--- begin Exercise data ---

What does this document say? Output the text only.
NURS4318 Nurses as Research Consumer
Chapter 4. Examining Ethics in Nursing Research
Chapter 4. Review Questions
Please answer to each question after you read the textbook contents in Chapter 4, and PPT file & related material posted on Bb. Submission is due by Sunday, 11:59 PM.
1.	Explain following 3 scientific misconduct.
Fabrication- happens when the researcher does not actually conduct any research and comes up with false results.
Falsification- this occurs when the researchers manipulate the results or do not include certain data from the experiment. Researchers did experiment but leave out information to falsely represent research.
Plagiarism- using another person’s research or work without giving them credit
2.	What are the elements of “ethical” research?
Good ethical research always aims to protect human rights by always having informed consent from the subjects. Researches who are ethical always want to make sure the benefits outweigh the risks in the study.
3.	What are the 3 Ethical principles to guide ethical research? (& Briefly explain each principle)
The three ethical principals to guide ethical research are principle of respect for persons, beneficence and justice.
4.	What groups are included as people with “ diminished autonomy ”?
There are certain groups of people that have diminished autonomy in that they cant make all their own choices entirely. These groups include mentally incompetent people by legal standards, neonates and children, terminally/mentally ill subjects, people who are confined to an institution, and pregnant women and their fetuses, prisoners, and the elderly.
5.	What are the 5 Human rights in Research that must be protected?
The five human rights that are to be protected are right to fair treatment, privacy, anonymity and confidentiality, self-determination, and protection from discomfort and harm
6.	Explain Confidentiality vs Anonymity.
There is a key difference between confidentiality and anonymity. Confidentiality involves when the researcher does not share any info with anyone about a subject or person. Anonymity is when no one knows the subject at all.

--- end Exercise data ---

Problem description> Each of the records should be retyped exactly.

Answer to this task>
What does this document say? Output the text only.
NURS4318 Nurses as Research Consumer
Chapter 4. Examining Ethics in Nursing Research
Chapter 4. Review Questions
Please answer to each question after you read the textbook contents in Chapter 4, and PPT file & related material posted on Bb. Submission is due by Sunday, 11:59 PM.
1.	Explain following 3 scientific misconduct.
Fabrication- happens when the researcher does not actually conduct any research and comes up with false results.
Falsification- this occurs when the researchers manipulate the results or do not include certain data from the experiment. Researchers did experiment but leave out information to falsely represent research.
Plagiarism- using another person’s research or work without giving them credit
2.	What are the elements of “ethical” research?
Good ethical research always aims to protect human rights by always having informed consent from the subjects. Researches who are ethical always want to make sure the benefits outweigh the risks in the study.
3.	What are the 3 Ethical principles to guide ethical research? (& Briefly explain each principle)
The three ethical principals to guide ethical research are principle of respect for persons, beneficence and justice.
4.	What groups are included as people with “ diminished autonomy ”?
There are certain groups of people that have diminished autonomy in that they cant make all their own choices entirely. These groups include mentally incompetent people by legal standards, neonates and children, terminally/mentally ill subjects, people who are confined to an institution, and pregnant women and their fetuses, prisoners, and the elderly.
5.	What are the 5 Human rights in Research that must be protected?
The five human rights that are to be protected are right to fair treatment, privacy, anonymity and confidentiality, self-determination, and protection from discomfort and harm
6.	Explain Confidentiality vs Anonymity.
There is a key difference between confidentiality and anonymity. Confidentiality involves when the researcher does not share any info with anyone about a subject or person. Anonymity is when no one knows the subject at all.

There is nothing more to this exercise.